(Data records)
---*---

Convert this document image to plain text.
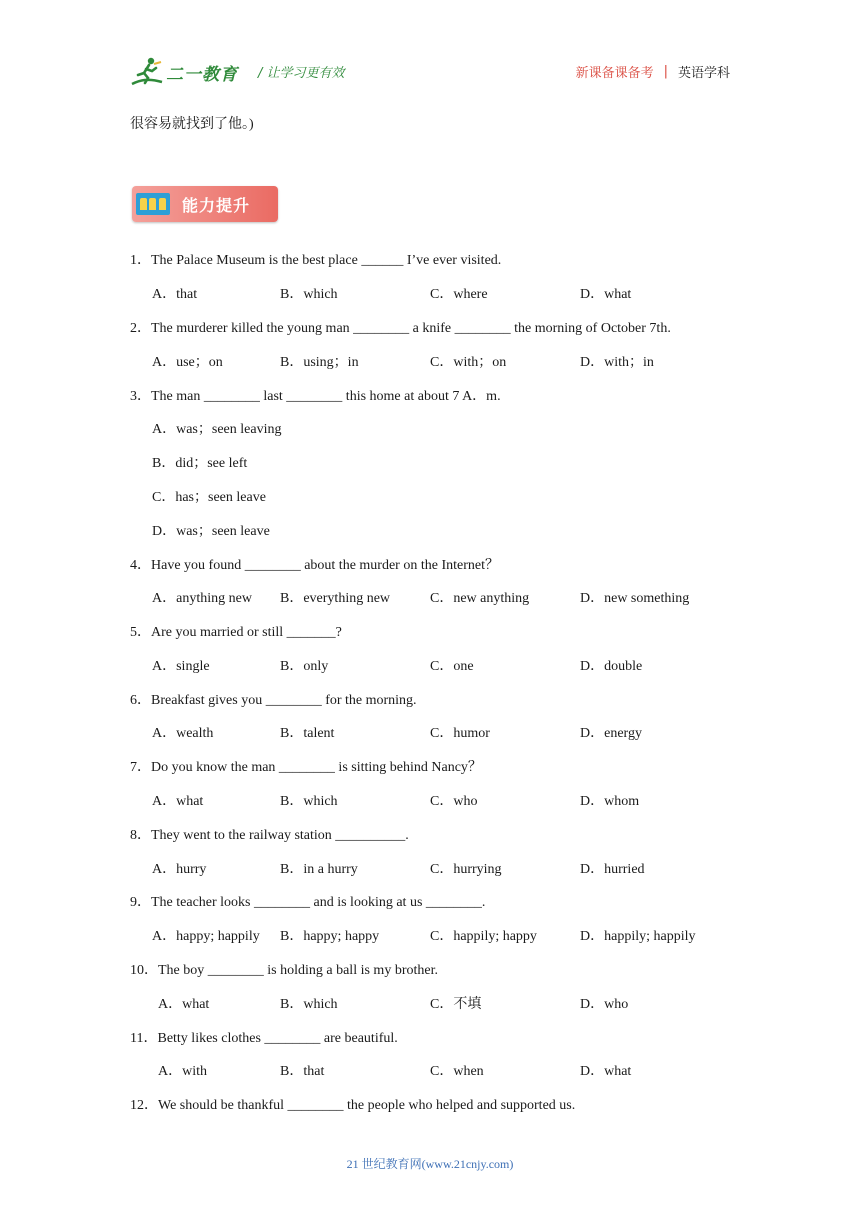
二一教育 / 让学习更有效	新课备课备考 | 英语学科
很容易就找到了他。)
能力提升
1．The Palace Museum is the best place ______ I’ve ever visited.
A．that	B．which	C．where	D．what
2．The murderer killed the young man ________ a knife ________ the morning of October 7th.
A．use；on	B．using；in	C．with；on	D．with；in
3．The man ________ last ________ this home at about 7 A．m.
A．was；seen leaving
B．did；see left
C．has；seen leave
D．was；seen leave
4．Have you found ________ about the murder on the Internet？
A．anything new B．everything new	C．new anything	D．new something
5．Are you married or still _______?
A．single	B．only	C．one	D．double
6．Breakfast gives you ________ for the morning.
A．wealth	B．talent	C．humor	D．energy
7．Do you know the man ________ is sitting behind Nancy？
A．what	B．which	C．who	D．whom
8．They went to the railway station __________.
A．hurry	B．in a hurry	C．hurrying	D．hurried
9．The teacher looks ________ and is looking at us ________.
A．happy; happily B．happy; happy	C．happily; happy	D．happily; happily
10．The boy ________ is holding a ball is my brother.
A．what	B．which	C．不填	D．who
11．Betty likes clothes ________ are beautiful.
A．with	B．that	C．when	D．what
12．We should be thankful ________ the people who helped and supported us.
21 世纪教育网(www.21cnjy.com)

---*---

▶ **STATED TASK**: Print the listing above in full, exactly as written. Omit any pictures.

▶ **TASK SOLUTION**:
Convert this document image to plain text.
二一教育 / 让学习更有效	新课备课备考 | 英语学科
很容易就找到了他。)
能力提升
1．The Palace Museum is the best place ______ I’ve ever visited.
A．that	B．which	C．where	D．what
2．The murderer killed the young man ________ a knife ________ the morning of October 7th.
A．use；on	B．using；in	C．with；on	D．with；in
3．The man ________ last ________ this home at about 7 A．m.
A．was；seen leaving
B．did；see left
C．has；seen leave
D．was；seen leave
4．Have you found ________ about the murder on the Internet？
A．anything new B．everything new	C．new anything	D．new something
5．Are you married or still _______?
A．single	B．only	C．one	D．double
6．Breakfast gives you ________ for the morning.
A．wealth	B．talent	C．humor	D．energy
7．Do you know the man ________ is sitting behind Nancy？
A．what	B．which	C．who	D．whom
8．They went to the railway station __________.
A．hurry	B．in a hurry	C．hurrying	D．hurried
9．The teacher looks ________ and is looking at us ________.
A．happy; happily B．happy; happy	C．happily; happy	D．happily; happily
10．The boy ________ is holding a ball is my brother.
A．what	B．which	C．不填	D．who
11．Betty likes clothes ________ are beautiful.
A．with	B．that	C．when	D．what
12．We should be thankful ________ the people who helped and supported us.
21 世纪教育网(www.21cnjy.com)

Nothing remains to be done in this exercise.